• _TASK DETAILS_
Every record should be copied exactly, except that pictures are to be omitted.

A block of data:
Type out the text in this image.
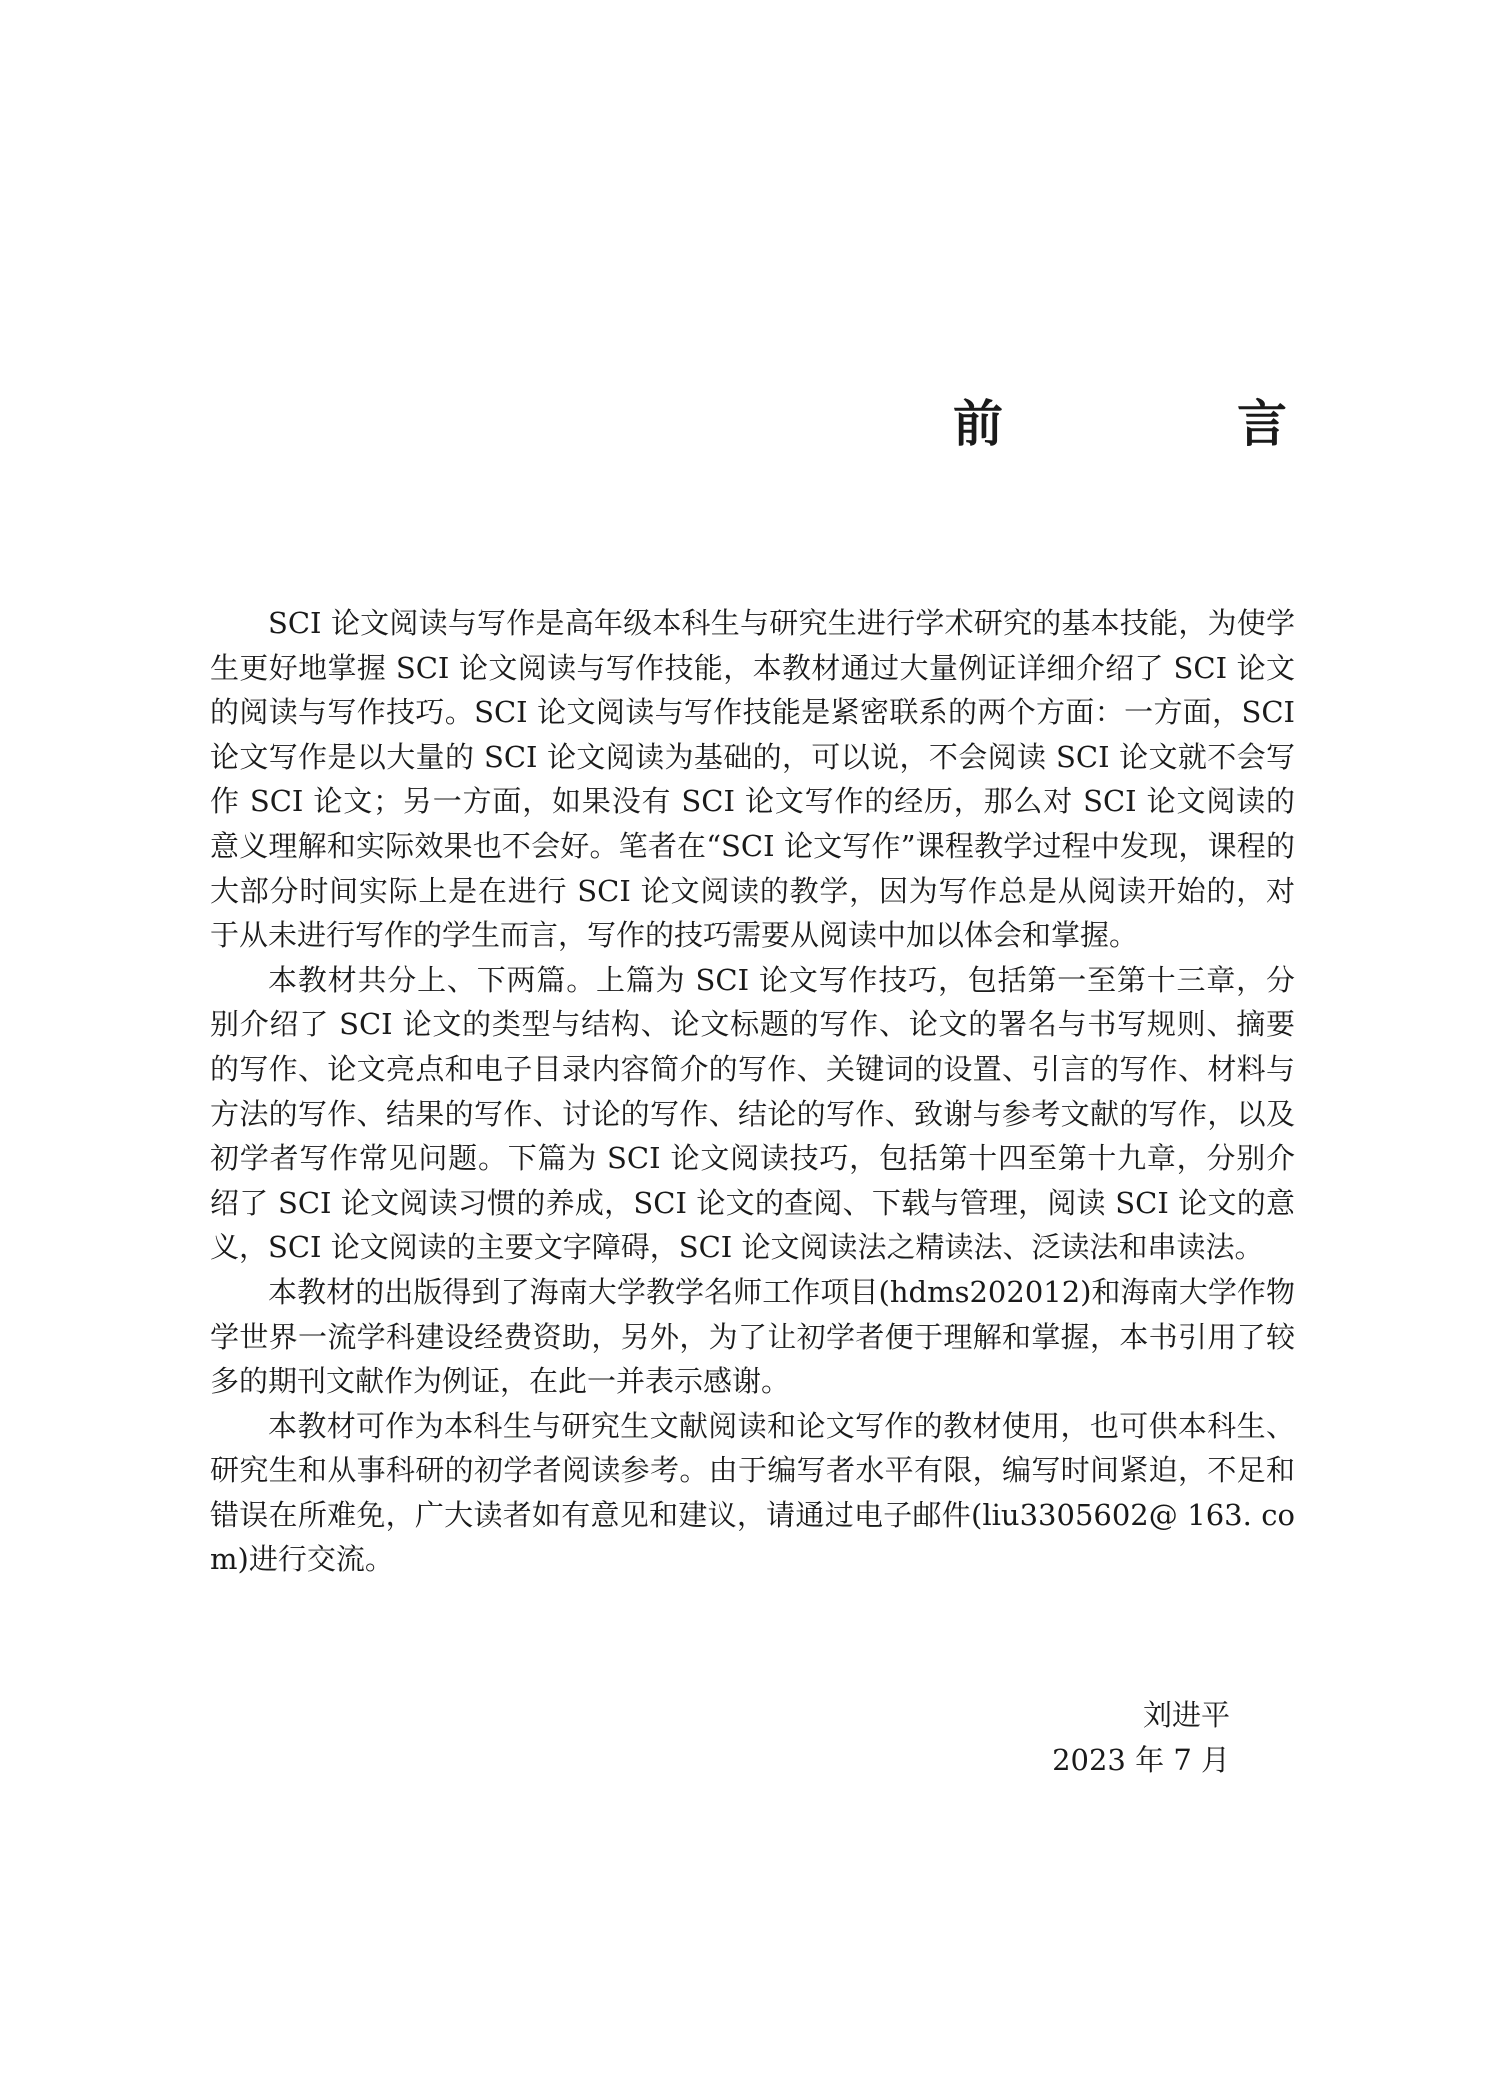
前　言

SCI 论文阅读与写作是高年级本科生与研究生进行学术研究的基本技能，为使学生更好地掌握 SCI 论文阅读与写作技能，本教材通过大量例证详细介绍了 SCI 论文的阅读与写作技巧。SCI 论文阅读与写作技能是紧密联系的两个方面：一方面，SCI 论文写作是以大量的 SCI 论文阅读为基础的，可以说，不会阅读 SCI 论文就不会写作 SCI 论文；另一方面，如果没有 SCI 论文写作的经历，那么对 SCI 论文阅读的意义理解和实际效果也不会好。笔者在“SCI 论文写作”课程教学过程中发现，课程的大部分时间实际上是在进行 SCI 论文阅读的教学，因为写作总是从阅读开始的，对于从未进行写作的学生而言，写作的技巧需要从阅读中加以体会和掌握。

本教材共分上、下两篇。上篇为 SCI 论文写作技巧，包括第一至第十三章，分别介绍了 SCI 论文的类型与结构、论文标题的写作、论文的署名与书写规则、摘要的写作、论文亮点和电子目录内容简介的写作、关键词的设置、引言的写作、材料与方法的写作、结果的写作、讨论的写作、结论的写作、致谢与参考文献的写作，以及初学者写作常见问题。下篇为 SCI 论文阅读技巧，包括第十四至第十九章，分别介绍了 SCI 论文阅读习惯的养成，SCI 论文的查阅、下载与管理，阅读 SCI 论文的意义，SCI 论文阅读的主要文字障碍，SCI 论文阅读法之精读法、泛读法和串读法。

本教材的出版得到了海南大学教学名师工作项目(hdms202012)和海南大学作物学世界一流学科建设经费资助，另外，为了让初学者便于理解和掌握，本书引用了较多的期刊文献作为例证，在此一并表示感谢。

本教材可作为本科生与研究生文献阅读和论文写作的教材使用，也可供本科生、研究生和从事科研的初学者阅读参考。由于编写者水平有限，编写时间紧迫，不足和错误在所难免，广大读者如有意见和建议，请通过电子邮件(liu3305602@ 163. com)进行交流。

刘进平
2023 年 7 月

• _FULL SOLUTION_
Type out the text in this image.
前　言

SCI 论文阅读与写作是高年级本科生与研究生进行学术研究的基本技能，为使学生更好地掌握 SCI 论文阅读与写作技能，本教材通过大量例证详细介绍了 SCI 论文的阅读与写作技巧。SCI 论文阅读与写作技能是紧密联系的两个方面：一方面，SCI 论文写作是以大量的 SCI 论文阅读为基础的，可以说，不会阅读 SCI 论文就不会写作 SCI 论文；另一方面，如果没有 SCI 论文写作的经历，那么对 SCI 论文阅读的意义理解和实际效果也不会好。笔者在“SCI 论文写作”课程教学过程中发现，课程的大部分时间实际上是在进行 SCI 论文阅读的教学，因为写作总是从阅读开始的，对于从未进行写作的学生而言，写作的技巧需要从阅读中加以体会和掌握。

本教材共分上、下两篇。上篇为 SCI 论文写作技巧，包括第一至第十三章，分别介绍了 SCI 论文的类型与结构、论文标题的写作、论文的署名与书写规则、摘要的写作、论文亮点和电子目录内容简介的写作、关键词的设置、引言的写作、材料与方法的写作、结果的写作、讨论的写作、结论的写作、致谢与参考文献的写作，以及初学者写作常见问题。下篇为 SCI 论文阅读技巧，包括第十四至第十九章，分别介绍了 SCI 论文阅读习惯的养成，SCI 论文的查阅、下载与管理，阅读 SCI 论文的意义，SCI 论文阅读的主要文字障碍，SCI 论文阅读法之精读法、泛读法和串读法。

本教材的出版得到了海南大学教学名师工作项目(hdms202012)和海南大学作物学世界一流学科建设经费资助，另外，为了让初学者便于理解和掌握，本书引用了较多的期刊文献作为例证，在此一并表示感谢。

本教材可作为本科生与研究生文献阅读和论文写作的教材使用，也可供本科生、研究生和从事科研的初学者阅读参考。由于编写者水平有限，编写时间紧迫，不足和错误在所难免，广大读者如有意见和建议，请通过电子邮件(liu3305602@ 163. com)进行交流。

刘进平
2023 年 7 月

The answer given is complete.